**Exercise objective**.
Every entry must be echoed exactly.

**Given entries**.
## BEGIN

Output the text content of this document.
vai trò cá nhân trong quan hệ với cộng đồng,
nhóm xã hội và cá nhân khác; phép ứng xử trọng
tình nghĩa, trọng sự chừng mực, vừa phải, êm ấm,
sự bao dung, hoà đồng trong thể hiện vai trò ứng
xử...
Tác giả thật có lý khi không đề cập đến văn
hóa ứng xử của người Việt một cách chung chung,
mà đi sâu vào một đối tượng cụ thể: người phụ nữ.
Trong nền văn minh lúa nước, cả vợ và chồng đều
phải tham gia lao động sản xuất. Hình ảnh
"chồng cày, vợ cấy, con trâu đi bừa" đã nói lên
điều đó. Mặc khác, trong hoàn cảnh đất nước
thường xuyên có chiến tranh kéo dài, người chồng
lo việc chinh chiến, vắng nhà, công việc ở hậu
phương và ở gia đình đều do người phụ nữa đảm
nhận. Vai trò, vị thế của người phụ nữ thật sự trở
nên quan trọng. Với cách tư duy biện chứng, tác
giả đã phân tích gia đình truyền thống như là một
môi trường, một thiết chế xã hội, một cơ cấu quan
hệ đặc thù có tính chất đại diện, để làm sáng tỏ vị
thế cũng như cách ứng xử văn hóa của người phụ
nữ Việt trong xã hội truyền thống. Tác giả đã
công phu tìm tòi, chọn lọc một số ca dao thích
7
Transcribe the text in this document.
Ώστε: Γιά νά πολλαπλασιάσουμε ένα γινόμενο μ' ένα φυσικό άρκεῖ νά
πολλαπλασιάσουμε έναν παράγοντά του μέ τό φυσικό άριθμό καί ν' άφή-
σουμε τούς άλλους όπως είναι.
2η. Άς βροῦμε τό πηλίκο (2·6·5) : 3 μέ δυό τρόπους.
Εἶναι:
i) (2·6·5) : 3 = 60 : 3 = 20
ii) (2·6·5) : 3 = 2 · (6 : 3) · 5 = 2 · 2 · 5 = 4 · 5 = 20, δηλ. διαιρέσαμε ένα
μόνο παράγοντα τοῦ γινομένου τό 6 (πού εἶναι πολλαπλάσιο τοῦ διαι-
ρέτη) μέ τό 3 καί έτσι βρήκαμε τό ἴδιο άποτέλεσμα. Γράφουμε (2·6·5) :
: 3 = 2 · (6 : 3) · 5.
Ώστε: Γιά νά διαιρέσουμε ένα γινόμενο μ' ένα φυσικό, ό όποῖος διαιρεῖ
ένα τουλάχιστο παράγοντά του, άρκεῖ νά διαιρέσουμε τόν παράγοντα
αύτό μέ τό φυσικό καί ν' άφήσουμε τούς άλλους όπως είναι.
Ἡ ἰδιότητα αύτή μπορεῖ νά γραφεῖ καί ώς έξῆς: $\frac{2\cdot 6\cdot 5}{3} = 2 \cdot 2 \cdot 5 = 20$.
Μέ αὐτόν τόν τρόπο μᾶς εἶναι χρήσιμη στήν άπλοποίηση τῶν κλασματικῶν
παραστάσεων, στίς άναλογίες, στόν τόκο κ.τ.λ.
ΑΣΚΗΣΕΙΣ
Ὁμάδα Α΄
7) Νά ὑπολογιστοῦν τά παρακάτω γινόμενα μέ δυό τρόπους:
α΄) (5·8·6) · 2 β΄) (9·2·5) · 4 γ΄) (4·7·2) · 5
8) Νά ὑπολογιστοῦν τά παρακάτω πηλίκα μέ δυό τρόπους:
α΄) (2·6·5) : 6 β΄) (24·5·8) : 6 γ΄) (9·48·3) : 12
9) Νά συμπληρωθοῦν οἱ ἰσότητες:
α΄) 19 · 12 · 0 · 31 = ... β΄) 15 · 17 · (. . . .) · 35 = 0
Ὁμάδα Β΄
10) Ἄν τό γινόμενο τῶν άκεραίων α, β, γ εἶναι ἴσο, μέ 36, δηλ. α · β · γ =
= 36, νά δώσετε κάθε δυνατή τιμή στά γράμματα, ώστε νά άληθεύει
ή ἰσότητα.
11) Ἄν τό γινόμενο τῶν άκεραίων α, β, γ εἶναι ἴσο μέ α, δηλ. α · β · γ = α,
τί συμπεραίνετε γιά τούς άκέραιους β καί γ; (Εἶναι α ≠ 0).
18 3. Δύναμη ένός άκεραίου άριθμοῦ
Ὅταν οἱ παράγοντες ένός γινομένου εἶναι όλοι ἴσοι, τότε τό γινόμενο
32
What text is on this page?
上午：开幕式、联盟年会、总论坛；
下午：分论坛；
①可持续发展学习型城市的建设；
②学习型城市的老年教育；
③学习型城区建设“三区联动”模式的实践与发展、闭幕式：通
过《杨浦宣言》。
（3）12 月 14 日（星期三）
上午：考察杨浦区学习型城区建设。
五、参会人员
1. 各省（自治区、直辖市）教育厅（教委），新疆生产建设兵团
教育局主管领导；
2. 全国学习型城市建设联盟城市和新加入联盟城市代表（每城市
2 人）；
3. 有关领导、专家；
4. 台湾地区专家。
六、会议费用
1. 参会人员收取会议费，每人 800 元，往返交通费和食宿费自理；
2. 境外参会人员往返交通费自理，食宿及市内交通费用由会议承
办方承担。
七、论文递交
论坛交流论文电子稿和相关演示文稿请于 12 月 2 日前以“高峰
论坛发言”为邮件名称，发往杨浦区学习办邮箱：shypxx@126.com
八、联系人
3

## END

**Exercise result**.
Output the text content of this document.
vai trò cá nhân trong quan hệ với cộng đồng,
nhóm xã hội và cá nhân khác; phép ứng xử trọng
tình nghĩa, trọng sự chừng mực, vừa phải, êm ấm,
sự bao dung, hoà đồng trong thể hiện vai trò ứng
xử...
Tác giả thật có lý khi không đề cập đến văn
hóa ứng xử của người Việt một cách chung chung,
mà đi sâu vào một đối tượng cụ thể: người phụ nữ.
Trong nền văn minh lúa nước, cả vợ và chồng đều
phải tham gia lao động sản xuất. Hình ảnh
"chồng cày, vợ cấy, con trâu đi bừa" đã nói lên
điều đó. Mặc khác, trong hoàn cảnh đất nước
thường xuyên có chiến tranh kéo dài, người chồng
lo việc chinh chiến, vắng nhà, công việc ở hậu
phương và ở gia đình đều do người phụ nữa đảm
nhận. Vai trò, vị thế của người phụ nữ thật sự trở
nên quan trọng. Với cách tư duy biện chứng, tác
giả đã phân tích gia đình truyền thống như là một
môi trường, một thiết chế xã hội, một cơ cấu quan
hệ đặc thù có tính chất đại diện, để làm sáng tỏ vị
thế cũng như cách ứng xử văn hóa của người phụ
nữ Việt trong xã hội truyền thống. Tác giả đã
công phu tìm tòi, chọn lọc một số ca dao thích
7
Transcribe the text in this document.
Ώστε: Γιά νά πολλαπλασιάσουμε ένα γινόμενο μ' ένα φυσικό άρκεῖ νά
πολλαπλασιάσουμε έναν παράγοντά του μέ τό φυσικό άριθμό καί ν' άφή-
σουμε τούς άλλους όπως είναι.
2η. Άς βροῦμε τό πηλίκο (2·6·5) : 3 μέ δυό τρόπους.
Εἶναι:
i) (2·6·5) : 3 = 60 : 3 = 20
ii) (2·6·5) : 3 = 2 · (6 : 3) · 5 = 2 · 2 · 5 = 4 · 5 = 20, δηλ. διαιρέσαμε ένα
μόνο παράγοντα τοῦ γινομένου τό 6 (πού εἶναι πολλαπλάσιο τοῦ διαι-
ρέτη) μέ τό 3 καί έτσι βρήκαμε τό ἴδιο άποτέλεσμα. Γράφουμε (2·6·5) :
: 3 = 2 · (6 : 3) · 5.
Ώστε: Γιά νά διαιρέσουμε ένα γινόμενο μ' ένα φυσικό, ό όποῖος διαιρεῖ
ένα τουλάχιστο παράγοντά του, άρκεῖ νά διαιρέσουμε τόν παράγοντα
αύτό μέ τό φυσικό καί ν' άφήσουμε τούς άλλους όπως είναι.
Ἡ ἰδιότητα αύτή μπορεῖ νά γραφεῖ καί ώς έξῆς: $\frac{2\cdot 6\cdot 5}{3} = 2 \cdot 2 \cdot 5 = 20$.
Μέ αὐτόν τόν τρόπο μᾶς εἶναι χρήσιμη στήν άπλοποίηση τῶν κλασματικῶν
παραστάσεων, στίς άναλογίες, στόν τόκο κ.τ.λ.
ΑΣΚΗΣΕΙΣ
Ὁμάδα Α΄
7) Νά ὑπολογιστοῦν τά παρακάτω γινόμενα μέ δυό τρόπους:
α΄) (5·8·6) · 2 β΄) (9·2·5) · 4 γ΄) (4·7·2) · 5
8) Νά ὑπολογιστοῦν τά παρακάτω πηλίκα μέ δυό τρόπους:
α΄) (2·6·5) : 6 β΄) (24·5·8) : 6 γ΄) (9·48·3) : 12
9) Νά συμπληρωθοῦν οἱ ἰσότητες:
α΄) 19 · 12 · 0 · 31 = ... β΄) 15 · 17 · (. . . .) · 35 = 0
Ὁμάδα Β΄
10) Ἄν τό γινόμενο τῶν άκεραίων α, β, γ εἶναι ἴσο, μέ 36, δηλ. α · β · γ =
= 36, νά δώσετε κάθε δυνατή τιμή στά γράμματα, ώστε νά άληθεύει
ή ἰσότητα.
11) Ἄν τό γινόμενο τῶν άκεραίων α, β, γ εἶναι ἴσο μέ α, δηλ. α · β · γ = α,
τί συμπεραίνετε γιά τούς άκέραιους β καί γ; (Εἶναι α ≠ 0).
18 3. Δύναμη ένός άκεραίου άριθμοῦ
Ὅταν οἱ παράγοντες ένός γινομένου εἶναι όλοι ἴσοι, τότε τό γινόμενο
32
What text is on this page?
上午：开幕式、联盟年会、总论坛；
下午：分论坛；
①可持续发展学习型城市的建设；
②学习型城市的老年教育；
③学习型城区建设“三区联动”模式的实践与发展、闭幕式：通
过《杨浦宣言》。
（3）12 月 14 日（星期三）
上午：考察杨浦区学习型城区建设。
五、参会人员
1. 各省（自治区、直辖市）教育厅（教委），新疆生产建设兵团
教育局主管领导；
2. 全国学习型城市建设联盟城市和新加入联盟城市代表（每城市
2 人）；
3. 有关领导、专家；
4. 台湾地区专家。
六、会议费用
1. 参会人员收取会议费，每人 800 元，往返交通费和食宿费自理；
2. 境外参会人员往返交通费自理，食宿及市内交通费用由会议承
办方承担。
七、论文递交
论坛交流论文电子稿和相关演示文稿请于 12 月 2 日前以“高峰
论坛发言”为邮件名称，发往杨浦区学习办邮箱：shypxx@126.com
八、联系人
3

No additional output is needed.